_WHAT IS ASKED_. Please repeat all of the listing exactly.

Excerpts from a figure dataset
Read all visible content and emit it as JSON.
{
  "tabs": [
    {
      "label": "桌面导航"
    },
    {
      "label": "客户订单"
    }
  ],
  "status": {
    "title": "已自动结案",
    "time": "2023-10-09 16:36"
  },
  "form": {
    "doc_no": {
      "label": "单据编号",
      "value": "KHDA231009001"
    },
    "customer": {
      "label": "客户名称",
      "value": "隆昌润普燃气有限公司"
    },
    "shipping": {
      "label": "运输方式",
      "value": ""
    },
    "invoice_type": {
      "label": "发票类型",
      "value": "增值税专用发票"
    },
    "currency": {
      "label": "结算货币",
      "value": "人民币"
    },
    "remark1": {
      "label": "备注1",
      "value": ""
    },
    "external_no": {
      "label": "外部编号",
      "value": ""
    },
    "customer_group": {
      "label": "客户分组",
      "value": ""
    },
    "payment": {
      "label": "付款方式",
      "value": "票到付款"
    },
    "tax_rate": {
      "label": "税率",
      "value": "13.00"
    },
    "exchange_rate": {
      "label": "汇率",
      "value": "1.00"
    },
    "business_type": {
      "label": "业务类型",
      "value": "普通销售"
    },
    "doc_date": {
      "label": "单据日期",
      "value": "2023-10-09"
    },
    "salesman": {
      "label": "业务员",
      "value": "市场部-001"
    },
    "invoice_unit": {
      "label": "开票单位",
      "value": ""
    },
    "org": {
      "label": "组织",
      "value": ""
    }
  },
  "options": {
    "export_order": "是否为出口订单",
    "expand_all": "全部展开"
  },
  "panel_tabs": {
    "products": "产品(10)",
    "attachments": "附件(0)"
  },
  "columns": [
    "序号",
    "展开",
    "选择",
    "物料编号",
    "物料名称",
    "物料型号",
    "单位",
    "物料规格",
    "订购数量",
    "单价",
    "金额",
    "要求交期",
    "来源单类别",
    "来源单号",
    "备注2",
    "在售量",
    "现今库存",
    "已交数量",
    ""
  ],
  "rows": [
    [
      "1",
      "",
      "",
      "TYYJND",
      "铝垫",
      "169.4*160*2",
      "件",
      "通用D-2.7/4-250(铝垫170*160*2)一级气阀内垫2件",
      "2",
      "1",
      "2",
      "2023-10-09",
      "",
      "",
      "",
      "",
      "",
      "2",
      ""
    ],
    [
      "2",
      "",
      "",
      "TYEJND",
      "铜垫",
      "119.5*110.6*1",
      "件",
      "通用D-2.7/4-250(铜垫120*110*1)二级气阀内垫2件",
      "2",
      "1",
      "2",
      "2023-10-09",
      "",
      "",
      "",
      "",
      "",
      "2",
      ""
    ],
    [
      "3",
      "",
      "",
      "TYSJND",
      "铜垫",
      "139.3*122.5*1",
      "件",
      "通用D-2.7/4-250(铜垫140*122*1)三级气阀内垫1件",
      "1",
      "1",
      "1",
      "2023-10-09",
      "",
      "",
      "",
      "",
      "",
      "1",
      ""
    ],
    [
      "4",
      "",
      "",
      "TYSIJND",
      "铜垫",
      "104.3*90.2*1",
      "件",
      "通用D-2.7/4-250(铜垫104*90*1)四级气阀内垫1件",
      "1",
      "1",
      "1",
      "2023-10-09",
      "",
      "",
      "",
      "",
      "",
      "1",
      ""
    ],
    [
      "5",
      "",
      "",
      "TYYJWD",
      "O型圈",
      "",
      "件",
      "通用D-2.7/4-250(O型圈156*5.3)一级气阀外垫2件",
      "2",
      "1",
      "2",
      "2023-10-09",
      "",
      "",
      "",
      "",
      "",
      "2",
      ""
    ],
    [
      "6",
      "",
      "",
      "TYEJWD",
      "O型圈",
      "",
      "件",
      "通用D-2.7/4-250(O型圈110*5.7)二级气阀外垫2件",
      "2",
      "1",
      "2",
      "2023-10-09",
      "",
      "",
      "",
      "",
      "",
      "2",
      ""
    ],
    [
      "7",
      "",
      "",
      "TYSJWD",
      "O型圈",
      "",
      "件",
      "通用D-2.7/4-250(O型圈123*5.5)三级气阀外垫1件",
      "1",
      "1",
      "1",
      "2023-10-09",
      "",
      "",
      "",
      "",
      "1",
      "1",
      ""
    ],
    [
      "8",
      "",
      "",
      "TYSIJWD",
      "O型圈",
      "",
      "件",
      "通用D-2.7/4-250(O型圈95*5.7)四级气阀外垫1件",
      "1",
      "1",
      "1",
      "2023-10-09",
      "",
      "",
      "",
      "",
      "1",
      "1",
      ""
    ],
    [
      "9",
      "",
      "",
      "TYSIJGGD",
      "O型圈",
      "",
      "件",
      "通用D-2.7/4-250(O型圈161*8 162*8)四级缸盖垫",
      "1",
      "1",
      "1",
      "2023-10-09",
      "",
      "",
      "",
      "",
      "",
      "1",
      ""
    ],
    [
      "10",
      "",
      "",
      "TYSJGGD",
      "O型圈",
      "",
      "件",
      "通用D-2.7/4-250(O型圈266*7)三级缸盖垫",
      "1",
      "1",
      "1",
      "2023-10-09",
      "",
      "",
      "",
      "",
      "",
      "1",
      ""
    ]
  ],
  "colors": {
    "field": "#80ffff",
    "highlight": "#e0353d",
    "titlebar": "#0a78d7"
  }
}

_CORRECT RESPONSE_.
Read all visible content and emit it as JSON.
{
  "tabs": [
    {
      "label": "桌面导航"
    },
    {
      "label": "客户订单"
    }
  ],
  "status": {
    "title": "已自动结案",
    "time": "2023-10-09 16:36"
  },
  "form": {
    "doc_no": {
      "label": "单据编号",
      "value": "KHDA231009001"
    },
    "customer": {
      "label": "客户名称",
      "value": "隆昌润普燃气有限公司"
    },
    "shipping": {
      "label": "运输方式",
      "value": ""
    },
    "invoice_type": {
      "label": "发票类型",
      "value": "增值税专用发票"
    },
    "currency": {
      "label": "结算货币",
      "value": "人民币"
    },
    "remark1": {
      "label": "备注1",
      "value": ""
    },
    "external_no": {
      "label": "外部编号",
      "value": ""
    },
    "customer_group": {
      "label": "客户分组",
      "value": ""
    },
    "payment": {
      "label": "付款方式",
      "value": "票到付款"
    },
    "tax_rate": {
      "label": "税率",
      "value": "13.00"
    },
    "exchange_rate": {
      "label": "汇率",
      "value": "1.00"
    },
    "business_type": {
      "label": "业务类型",
      "value": "普通销售"
    },
    "doc_date": {
      "label": "单据日期",
      "value": "2023-10-09"
    },
    "salesman": {
      "label": "业务员",
      "value": "市场部-001"
    },
    "invoice_unit": {
      "label": "开票单位",
      "value": ""
    },
    "org": {
      "label": "组织",
      "value": ""
    }
  },
  "options": {
    "export_order": "是否为出口订单",
    "expand_all": "全部展开"
  },
  "panel_tabs": {
    "products": "产品(10)",
    "attachments": "附件(0)"
  },
  "columns": [
    "序号",
    "展开",
    "选择",
    "物料编号",
    "物料名称",
    "物料型号",
    "单位",
    "物料规格",
    "订购数量",
    "单价",
    "金额",
    "要求交期",
    "来源单类别",
    "来源单号",
    "备注2",
    "在售量",
    "现今库存",
    "已交数量",
    ""
  ],
  "rows": [
    [
      "1",
      "",
      "",
      "TYYJND",
      "铝垫",
      "169.4*160*2",
      "件",
      "通用D-2.7/4-250(铝垫170*160*2)一级气阀内垫2件",
      "2",
      "1",
      "2",
      "2023-10-09",
      "",
      "",
      "",
      "",
      "",
      "2",
      ""
    ],
    [
      "2",
      "",
      "",
      "TYEJND",
      "铜垫",
      "119.5*110.6*1",
      "件",
      "通用D-2.7/4-250(铜垫120*110*1)二级气阀内垫2件",
      "2",
      "1",
      "2",
      "2023-10-09",
      "",
      "",
      "",
      "",
      "",
      "2",
      ""
    ],
    [
      "3",
      "",
      "",
      "TYSJND",
      "铜垫",
      "139.3*122.5*1",
      "件",
      "通用D-2.7/4-250(铜垫140*122*1)三级气阀内垫1件",
      "1",
      "1",
      "1",
      "2023-10-09",
      "",
      "",
      "",
      "",
      "",
      "1",
      ""
    ],
    [
      "4",
      "",
      "",
      "TYSIJND",
      "铜垫",
      "104.3*90.2*1",
      "件",
      "通用D-2.7/4-250(铜垫104*90*1)四级气阀内垫1件",
      "1",
      "1",
      "1",
      "2023-10-09",
      "",
      "",
      "",
      "",
      "",
      "1",
      ""
    ],
    [
      "5",
      "",
      "",
      "TYYJWD",
      "O型圈",
      "",
      "件",
      "通用D-2.7/4-250(O型圈156*5.3)一级气阀外垫2件",
      "2",
      "1",
      "2",
      "2023-10-09",
      "",
      "",
      "",
      "",
      "",
      "2",
      ""
    ],
    [
      "6",
      "",
      "",
      "TYEJWD",
      "O型圈",
      "",
      "件",
      "通用D-2.7/4-250(O型圈110*5.7)二级气阀外垫2件",
      "2",
      "1",
      "2",
      "2023-10-09",
      "",
      "",
      "",
      "",
      "",
      "2",
      ""
    ],
    [
      "7",
      "",
      "",
      "TYSJWD",
      "O型圈",
      "",
      "件",
      "通用D-2.7/4-250(O型圈123*5.5)三级气阀外垫1件",
      "1",
      "1",
      "1",
      "2023-10-09",
      "",
      "",
      "",
      "",
      "1",
      "1",
      ""
    ],
    [
      "8",
      "",
      "",
      "TYSIJWD",
      "O型圈",
      "",
      "件",
      "通用D-2.7/4-250(O型圈95*5.7)四级气阀外垫1件",
      "1",
      "1",
      "1",
      "2023-10-09",
      "",
      "",
      "",
      "",
      "1",
      "1",
      ""
    ],
    [
      "9",
      "",
      "",
      "TYSIJGGD",
      "O型圈",
      "",
      "件",
      "通用D-2.7/4-250(O型圈161*8 162*8)四级缸盖垫",
      "1",
      "1",
      "1",
      "2023-10-09",
      "",
      "",
      "",
      "",
      "",
      "1",
      ""
    ],
    [
      "10",
      "",
      "",
      "TYSJGGD",
      "O型圈",
      "",
      "件",
      "通用D-2.7/4-250(O型圈266*7)三级缸盖垫",
      "1",
      "1",
      "1",
      "2023-10-09",
      "",
      "",
      "",
      "",
      "",
      "1",
      ""
    ]
  ],
  "colors": {
    "field": "#80ffff",
    "highlight": "#e0353d",
    "titlebar": "#0a78d7"
  }
}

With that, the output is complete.